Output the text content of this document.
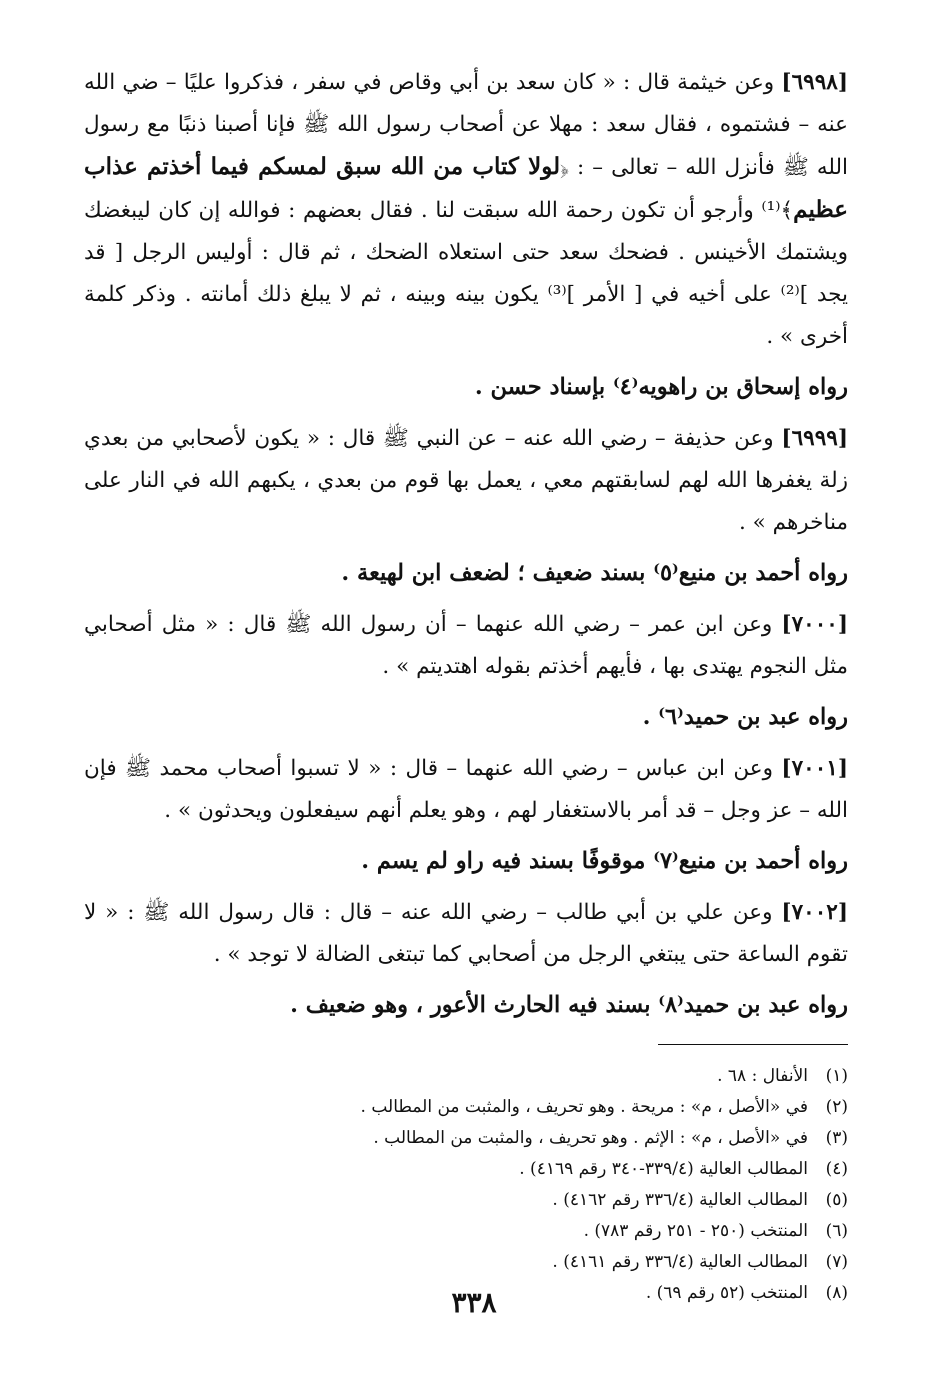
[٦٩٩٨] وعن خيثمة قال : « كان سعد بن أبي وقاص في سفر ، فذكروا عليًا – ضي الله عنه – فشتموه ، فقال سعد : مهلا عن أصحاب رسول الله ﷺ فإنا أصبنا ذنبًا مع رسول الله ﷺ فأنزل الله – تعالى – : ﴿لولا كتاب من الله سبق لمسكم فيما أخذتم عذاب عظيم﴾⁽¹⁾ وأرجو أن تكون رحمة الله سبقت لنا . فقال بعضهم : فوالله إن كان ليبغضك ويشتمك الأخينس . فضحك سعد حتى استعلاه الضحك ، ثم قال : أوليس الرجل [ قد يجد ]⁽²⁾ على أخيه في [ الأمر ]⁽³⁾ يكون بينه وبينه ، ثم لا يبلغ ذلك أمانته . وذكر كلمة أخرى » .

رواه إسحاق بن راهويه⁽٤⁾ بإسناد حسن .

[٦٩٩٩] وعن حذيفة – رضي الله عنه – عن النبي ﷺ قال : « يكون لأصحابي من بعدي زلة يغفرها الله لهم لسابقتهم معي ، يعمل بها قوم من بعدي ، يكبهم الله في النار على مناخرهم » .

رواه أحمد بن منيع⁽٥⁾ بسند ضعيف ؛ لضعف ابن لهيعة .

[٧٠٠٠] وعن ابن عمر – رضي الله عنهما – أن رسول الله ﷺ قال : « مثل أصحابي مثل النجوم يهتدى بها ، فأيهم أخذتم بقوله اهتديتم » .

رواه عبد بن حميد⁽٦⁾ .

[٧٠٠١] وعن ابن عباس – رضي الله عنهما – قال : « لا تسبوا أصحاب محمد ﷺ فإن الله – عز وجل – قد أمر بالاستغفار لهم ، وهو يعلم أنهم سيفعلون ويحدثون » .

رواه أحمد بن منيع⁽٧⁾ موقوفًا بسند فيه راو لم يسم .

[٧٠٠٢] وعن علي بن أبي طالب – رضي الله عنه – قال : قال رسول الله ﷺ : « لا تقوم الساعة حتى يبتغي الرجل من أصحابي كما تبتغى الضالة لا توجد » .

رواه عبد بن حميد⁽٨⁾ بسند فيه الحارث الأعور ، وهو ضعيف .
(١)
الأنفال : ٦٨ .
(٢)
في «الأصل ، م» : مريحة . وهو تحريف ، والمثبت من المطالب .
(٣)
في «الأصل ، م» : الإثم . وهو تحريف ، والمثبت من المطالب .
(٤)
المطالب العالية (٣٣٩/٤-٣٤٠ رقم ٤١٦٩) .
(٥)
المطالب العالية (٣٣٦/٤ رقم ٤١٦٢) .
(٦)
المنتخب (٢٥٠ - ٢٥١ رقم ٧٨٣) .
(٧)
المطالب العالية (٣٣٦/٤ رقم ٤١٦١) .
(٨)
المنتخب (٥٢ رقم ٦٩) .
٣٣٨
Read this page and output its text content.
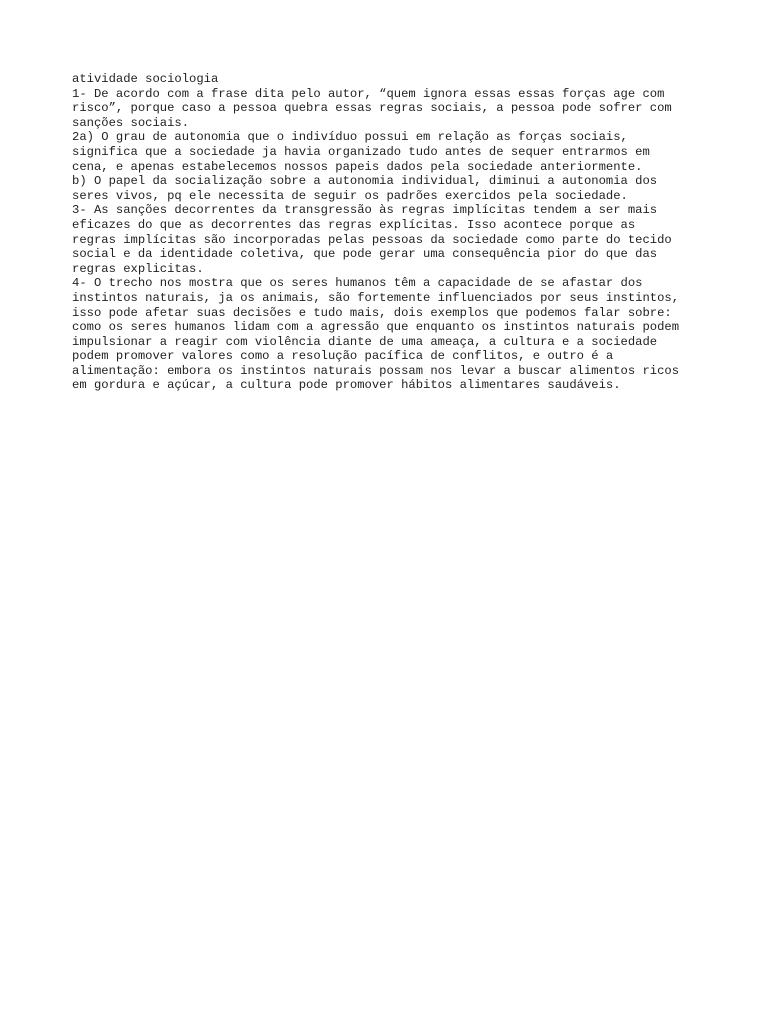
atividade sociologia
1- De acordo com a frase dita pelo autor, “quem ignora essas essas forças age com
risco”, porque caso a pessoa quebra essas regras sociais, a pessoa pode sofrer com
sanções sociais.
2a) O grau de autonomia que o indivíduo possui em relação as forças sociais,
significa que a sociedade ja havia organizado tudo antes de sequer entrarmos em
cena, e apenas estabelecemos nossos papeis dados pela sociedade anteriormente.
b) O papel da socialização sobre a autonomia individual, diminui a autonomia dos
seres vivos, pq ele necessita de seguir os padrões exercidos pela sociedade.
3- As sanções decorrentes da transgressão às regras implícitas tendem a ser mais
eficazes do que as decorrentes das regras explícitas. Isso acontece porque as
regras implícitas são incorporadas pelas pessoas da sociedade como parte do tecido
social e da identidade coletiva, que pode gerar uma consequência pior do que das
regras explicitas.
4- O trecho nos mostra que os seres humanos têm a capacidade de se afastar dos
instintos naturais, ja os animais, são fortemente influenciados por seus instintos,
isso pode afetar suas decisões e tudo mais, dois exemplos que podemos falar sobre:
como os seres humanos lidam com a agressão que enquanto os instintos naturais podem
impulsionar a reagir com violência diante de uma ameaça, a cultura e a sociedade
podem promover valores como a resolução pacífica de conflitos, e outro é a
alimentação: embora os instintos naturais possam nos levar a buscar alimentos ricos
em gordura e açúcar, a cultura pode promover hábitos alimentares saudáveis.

★ ★ ★ ★

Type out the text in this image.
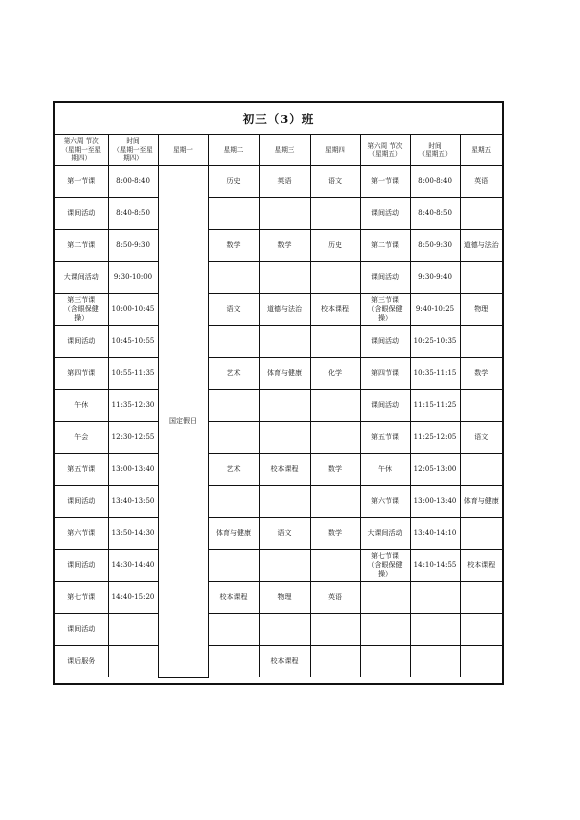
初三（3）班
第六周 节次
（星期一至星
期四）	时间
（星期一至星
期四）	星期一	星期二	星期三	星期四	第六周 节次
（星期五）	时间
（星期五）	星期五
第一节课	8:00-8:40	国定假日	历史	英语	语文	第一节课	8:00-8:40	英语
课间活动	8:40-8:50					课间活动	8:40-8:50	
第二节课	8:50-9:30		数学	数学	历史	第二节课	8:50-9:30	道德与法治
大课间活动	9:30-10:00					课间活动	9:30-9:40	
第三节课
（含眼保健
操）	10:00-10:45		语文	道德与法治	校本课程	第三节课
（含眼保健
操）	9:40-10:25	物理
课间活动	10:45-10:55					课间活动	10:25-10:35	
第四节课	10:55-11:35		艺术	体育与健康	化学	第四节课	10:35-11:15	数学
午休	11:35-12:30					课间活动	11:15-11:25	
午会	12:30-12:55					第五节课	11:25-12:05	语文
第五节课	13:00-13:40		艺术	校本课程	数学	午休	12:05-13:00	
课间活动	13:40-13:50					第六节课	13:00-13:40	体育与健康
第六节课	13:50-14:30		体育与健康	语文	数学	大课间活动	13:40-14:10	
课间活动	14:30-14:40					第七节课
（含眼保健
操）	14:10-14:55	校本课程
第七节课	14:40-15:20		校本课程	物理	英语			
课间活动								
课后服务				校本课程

★ ★ ★ ★

● **What the exercise asks**: Copy every line above in which the string "text" shows up.

● **Solution for this problem**:
Output the text content of this document.
Read this page and output its text content.
Type out the text in this image.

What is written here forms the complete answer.